§ **SHORT PROBLEM**:
Below are some records; give them all again exactly, but not the pictures.

§ **Data entries for graphics**:
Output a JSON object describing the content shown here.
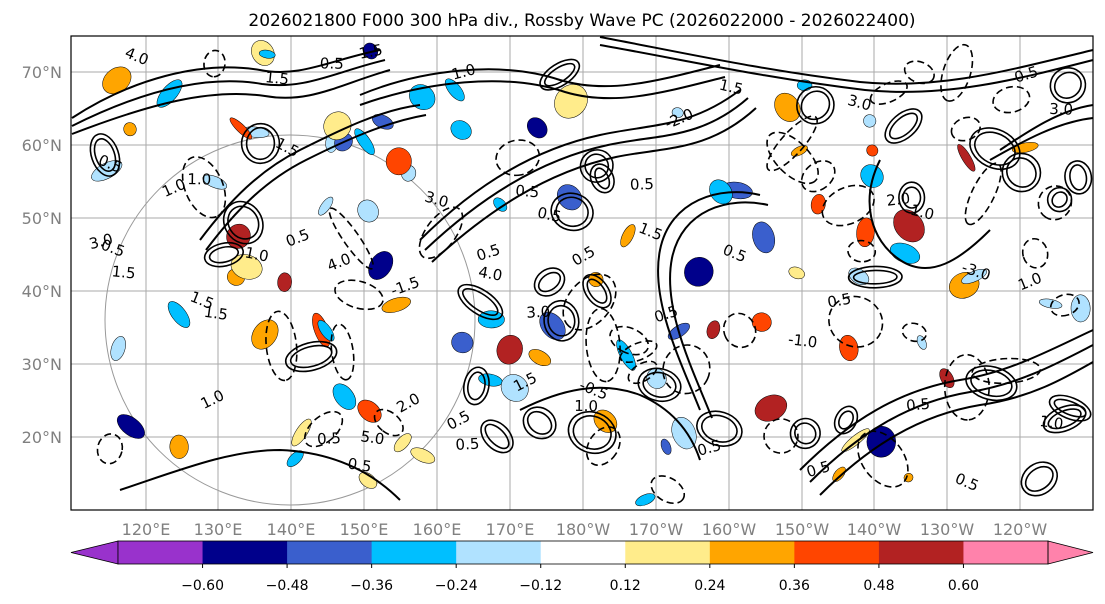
{
  "title": "2026021800 F000 300 hPa div., Rossby Wave PC (2026022000 - 2026022400)",
  "map": {
    "lat_labels": [
      "70°N",
      "60°N",
      "50°N",
      "40°N",
      "30°N",
      "20°N"
    ],
    "lon_labels": [
      "120°E",
      "130°E",
      "140°E",
      "150°E",
      "160°E",
      "170°E",
      "180°W",
      "170°W",
      "160°W",
      "150°W",
      "140°W",
      "130°W",
      "120°W"
    ],
    "contour_labels": [
      "5.0",
      "4.0",
      "3.0",
      "2.0",
      "1.5",
      "1.0",
      "0.5",
      "-0.5",
      "-1.0",
      "-1.5",
      "-2.0",
      "-3.0",
      "3.0",
      "1.0",
      "0.5",
      "1.5",
      "3.0",
      "4.0",
      "3.0",
      "1.5",
      "0.5",
      "1.5",
      "0.5",
      "0.5",
      "1.0",
      "0.5",
      "2.0",
      "1.5",
      "1.0",
      "0.5",
      "0.5",
      "1.5",
      "0.5",
      "0.5",
      "1.0",
      "1.0",
      "0.5",
      "0.5",
      "1.5",
      "3.0",
      "0.5",
      "4.0",
      "1.0",
      "0.5",
      "0.5",
      "0.5",
      "0.5",
      "1.0",
      "1.0",
      "1.5",
      "0.5",
      "0.5",
      "0.5",
      "1.5",
      "0.5"
    ]
  },
  "colorbar": {
    "ticks": [
      "−0.60",
      "−0.48",
      "−0.36",
      "−0.24",
      "−0.12",
      "0.12",
      "0.24",
      "0.36",
      "0.48",
      "0.60"
    ],
    "colors": [
      "#9932cc",
      "#00008b",
      "#3a5fcd",
      "#00bfff",
      "#b0e2ff",
      "#ffffff",
      "#ffec8b",
      "#ffa500",
      "#ff4500",
      "#b22222",
      "#ff82ab"
    ]
  }
}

§ **CORRECT RESPONSE**:
Output a JSON object describing the content shown here.
{
  "title": "2026021800 F000 300 hPa div., Rossby Wave PC (2026022000 - 2026022400)",
  "map": {
    "lat_labels": [
      "70°N",
      "60°N",
      "50°N",
      "40°N",
      "30°N",
      "20°N"
    ],
    "lon_labels": [
      "120°E",
      "130°E",
      "140°E",
      "150°E",
      "160°E",
      "170°E",
      "180°W",
      "170°W",
      "160°W",
      "150°W",
      "140°W",
      "130°W",
      "120°W"
    ],
    "contour_labels": [
      "5.0",
      "4.0",
      "3.0",
      "2.0",
      "1.5",
      "1.0",
      "0.5",
      "-0.5",
      "-1.0",
      "-1.5",
      "-2.0",
      "-3.0",
      "3.0",
      "1.0",
      "0.5",
      "1.5",
      "3.0",
      "4.0",
      "3.0",
      "1.5",
      "0.5",
      "1.5",
      "0.5",
      "0.5",
      "1.0",
      "0.5",
      "2.0",
      "1.5",
      "1.0",
      "0.5",
      "0.5",
      "1.5",
      "0.5",
      "0.5",
      "1.0",
      "1.0",
      "0.5",
      "0.5",
      "1.5",
      "3.0",
      "0.5",
      "4.0",
      "1.0",
      "0.5",
      "0.5",
      "0.5",
      "0.5",
      "1.0",
      "1.0",
      "1.5",
      "0.5",
      "0.5",
      "0.5",
      "1.5",
      "0.5"
    ]
  },
  "colorbar": {
    "ticks": [
      "−0.60",
      "−0.48",
      "−0.36",
      "−0.24",
      "−0.12",
      "0.12",
      "0.24",
      "0.36",
      "0.48",
      "0.60"
    ],
    "colors": [
      "#9932cc",
      "#00008b",
      "#3a5fcd",
      "#00bfff",
      "#b0e2ff",
      "#ffffff",
      "#ffec8b",
      "#ffa500",
      "#ff4500",
      "#b22222",
      "#ff82ab"
    ]
  }
}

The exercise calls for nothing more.